Items from a figure collection
━━━━━━━━━━━━━━━━

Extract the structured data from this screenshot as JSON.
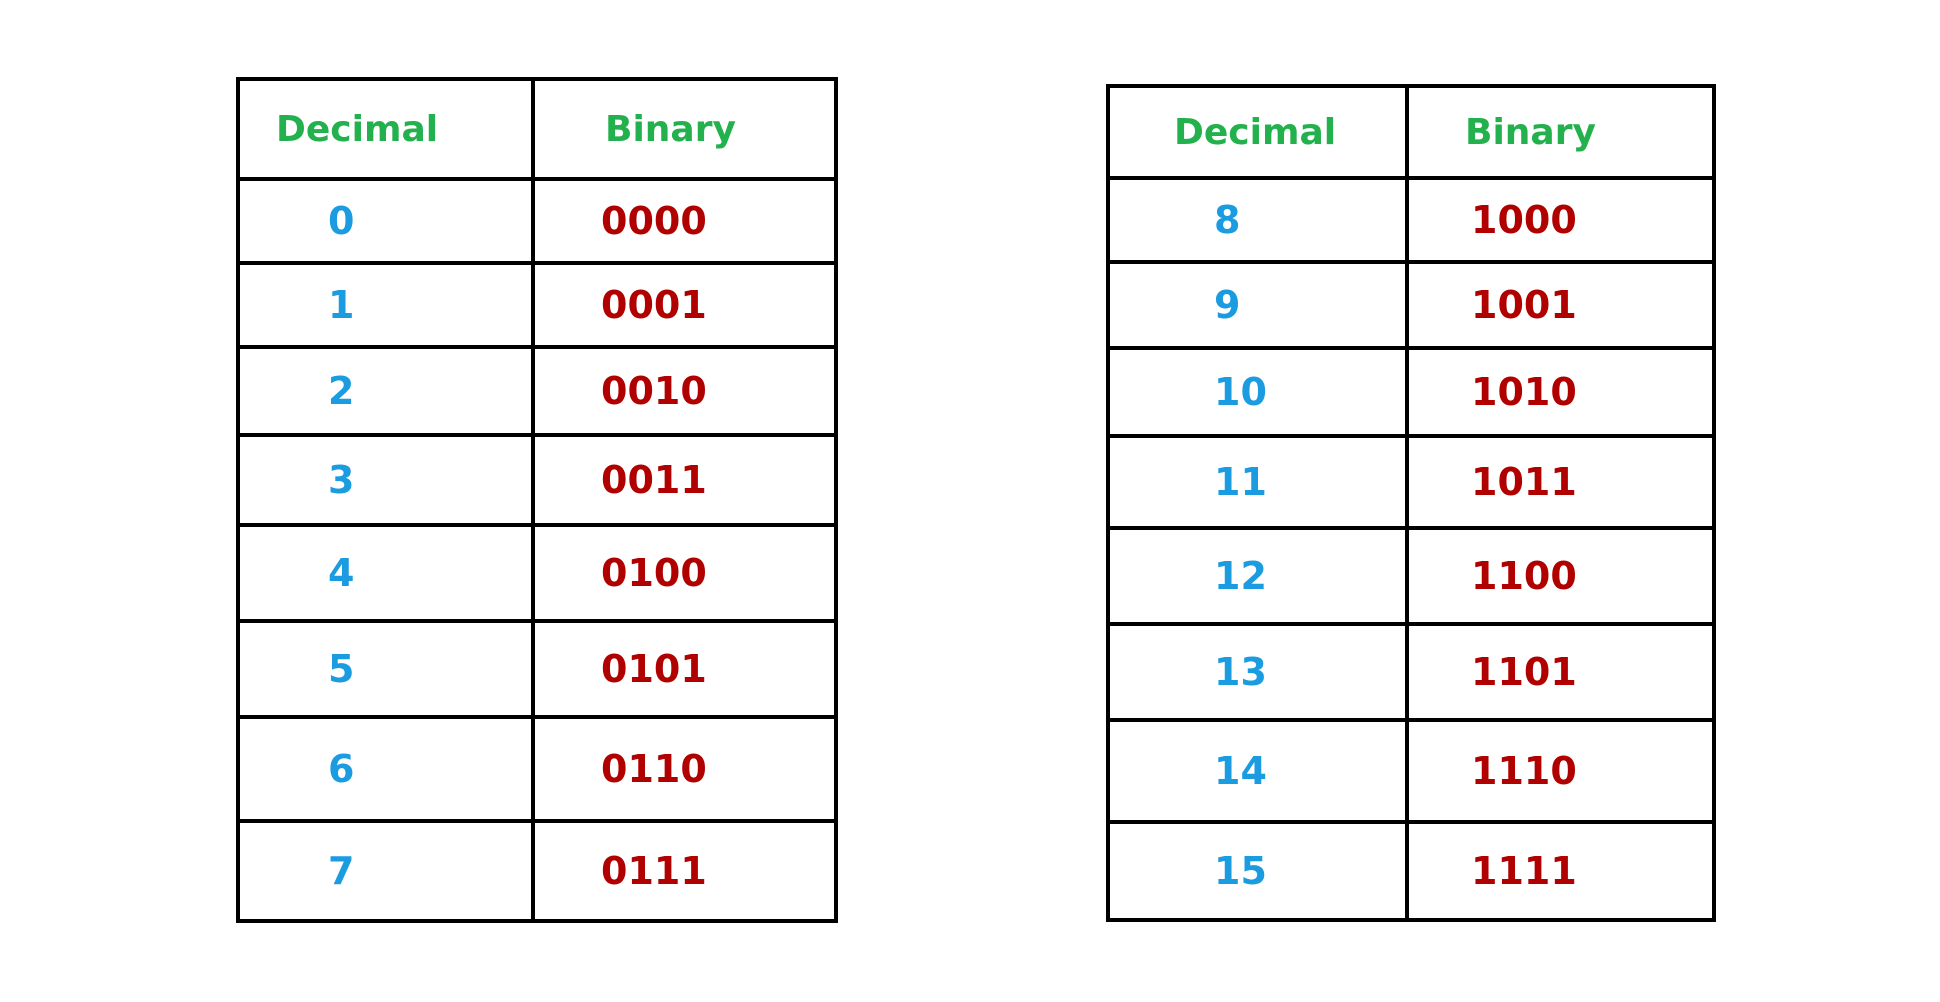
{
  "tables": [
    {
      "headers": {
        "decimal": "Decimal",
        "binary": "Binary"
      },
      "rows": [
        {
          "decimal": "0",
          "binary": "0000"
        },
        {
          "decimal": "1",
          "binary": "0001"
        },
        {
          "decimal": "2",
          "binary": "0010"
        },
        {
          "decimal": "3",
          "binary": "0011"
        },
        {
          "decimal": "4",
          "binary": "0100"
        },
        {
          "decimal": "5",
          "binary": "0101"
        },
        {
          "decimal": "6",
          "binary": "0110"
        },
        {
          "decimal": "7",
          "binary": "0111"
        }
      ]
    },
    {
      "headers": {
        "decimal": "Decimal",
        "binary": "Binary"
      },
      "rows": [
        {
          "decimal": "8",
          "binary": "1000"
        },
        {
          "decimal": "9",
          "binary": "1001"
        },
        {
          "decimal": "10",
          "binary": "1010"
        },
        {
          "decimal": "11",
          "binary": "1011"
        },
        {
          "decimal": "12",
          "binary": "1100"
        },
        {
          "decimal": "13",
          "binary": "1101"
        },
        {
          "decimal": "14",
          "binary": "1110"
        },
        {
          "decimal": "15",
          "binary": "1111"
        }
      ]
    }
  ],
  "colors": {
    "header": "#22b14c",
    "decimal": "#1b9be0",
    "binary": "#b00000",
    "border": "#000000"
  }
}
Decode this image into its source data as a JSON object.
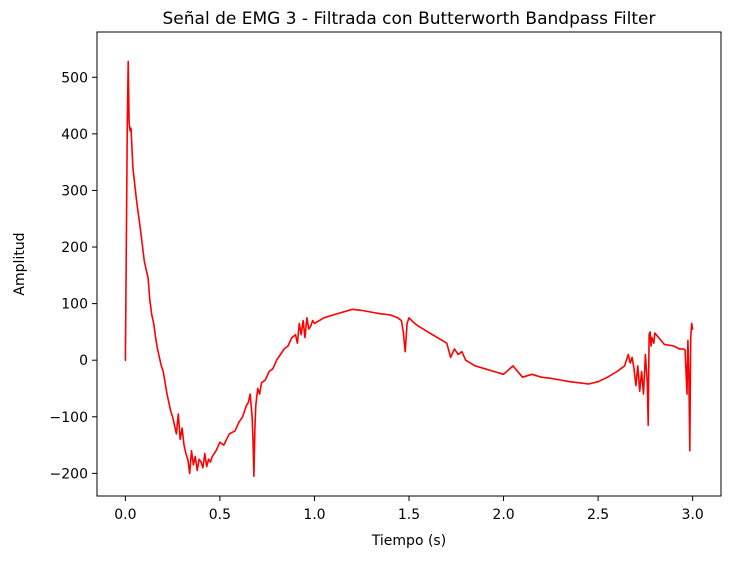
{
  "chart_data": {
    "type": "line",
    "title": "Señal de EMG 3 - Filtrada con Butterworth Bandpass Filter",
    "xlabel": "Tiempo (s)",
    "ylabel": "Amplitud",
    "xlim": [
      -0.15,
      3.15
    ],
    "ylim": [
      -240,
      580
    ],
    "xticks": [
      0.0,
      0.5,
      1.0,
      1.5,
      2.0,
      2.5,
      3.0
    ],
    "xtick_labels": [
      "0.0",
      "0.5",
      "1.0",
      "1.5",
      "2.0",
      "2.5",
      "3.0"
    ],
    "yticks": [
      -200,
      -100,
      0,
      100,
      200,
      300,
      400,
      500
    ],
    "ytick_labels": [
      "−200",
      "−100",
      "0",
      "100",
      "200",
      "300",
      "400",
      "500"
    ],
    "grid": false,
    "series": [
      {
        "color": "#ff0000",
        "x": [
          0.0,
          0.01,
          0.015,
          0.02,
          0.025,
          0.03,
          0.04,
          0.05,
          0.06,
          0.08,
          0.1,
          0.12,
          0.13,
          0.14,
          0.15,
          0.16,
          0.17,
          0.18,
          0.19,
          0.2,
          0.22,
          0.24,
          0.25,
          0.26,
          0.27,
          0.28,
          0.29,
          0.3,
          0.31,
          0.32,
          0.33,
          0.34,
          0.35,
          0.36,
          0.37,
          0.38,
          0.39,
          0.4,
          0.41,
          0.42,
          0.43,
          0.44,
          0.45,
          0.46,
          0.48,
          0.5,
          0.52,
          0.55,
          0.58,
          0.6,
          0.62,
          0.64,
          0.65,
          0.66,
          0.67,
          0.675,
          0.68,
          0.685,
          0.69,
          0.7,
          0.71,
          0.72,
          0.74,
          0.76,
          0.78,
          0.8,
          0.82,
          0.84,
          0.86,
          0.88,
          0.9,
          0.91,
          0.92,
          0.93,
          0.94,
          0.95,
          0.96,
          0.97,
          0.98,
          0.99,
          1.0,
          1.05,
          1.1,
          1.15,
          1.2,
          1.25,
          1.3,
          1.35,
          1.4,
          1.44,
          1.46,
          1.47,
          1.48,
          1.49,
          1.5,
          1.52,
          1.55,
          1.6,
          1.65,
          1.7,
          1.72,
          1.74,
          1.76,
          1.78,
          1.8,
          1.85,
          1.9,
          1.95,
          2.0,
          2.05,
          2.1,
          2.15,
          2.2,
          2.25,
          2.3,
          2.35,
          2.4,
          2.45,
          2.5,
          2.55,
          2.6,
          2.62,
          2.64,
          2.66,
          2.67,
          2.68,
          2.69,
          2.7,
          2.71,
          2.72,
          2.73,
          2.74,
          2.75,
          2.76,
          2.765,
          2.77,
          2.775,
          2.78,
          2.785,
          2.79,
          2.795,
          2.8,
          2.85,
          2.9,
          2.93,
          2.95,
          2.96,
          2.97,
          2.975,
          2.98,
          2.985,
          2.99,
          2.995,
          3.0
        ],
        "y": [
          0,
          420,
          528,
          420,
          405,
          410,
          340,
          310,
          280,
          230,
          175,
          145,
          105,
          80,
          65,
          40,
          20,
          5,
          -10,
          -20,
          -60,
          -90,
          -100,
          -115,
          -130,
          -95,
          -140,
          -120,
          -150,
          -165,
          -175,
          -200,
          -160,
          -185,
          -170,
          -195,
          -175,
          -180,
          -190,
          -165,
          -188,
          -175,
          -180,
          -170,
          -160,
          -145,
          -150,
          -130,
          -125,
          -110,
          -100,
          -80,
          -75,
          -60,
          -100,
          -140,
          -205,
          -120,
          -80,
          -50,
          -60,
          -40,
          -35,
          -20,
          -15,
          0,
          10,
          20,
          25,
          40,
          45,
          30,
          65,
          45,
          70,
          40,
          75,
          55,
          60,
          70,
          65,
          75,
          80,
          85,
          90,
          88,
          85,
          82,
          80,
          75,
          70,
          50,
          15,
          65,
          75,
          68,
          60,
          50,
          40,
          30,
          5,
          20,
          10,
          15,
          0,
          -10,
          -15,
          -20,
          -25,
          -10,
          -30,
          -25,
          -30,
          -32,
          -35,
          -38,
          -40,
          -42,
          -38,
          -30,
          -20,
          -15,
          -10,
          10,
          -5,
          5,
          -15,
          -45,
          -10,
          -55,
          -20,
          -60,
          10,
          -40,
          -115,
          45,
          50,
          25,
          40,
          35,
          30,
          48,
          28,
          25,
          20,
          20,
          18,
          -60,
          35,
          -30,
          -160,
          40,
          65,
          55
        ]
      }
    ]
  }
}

━━━━━━━━━━━━━━━━

#### Prompt
Report every line containing the word "JSON" from the listing above.

#### Answer for this exercise
Extract the structured data from this screenshot as JSON.
Decode this image into its source data as a JSON object.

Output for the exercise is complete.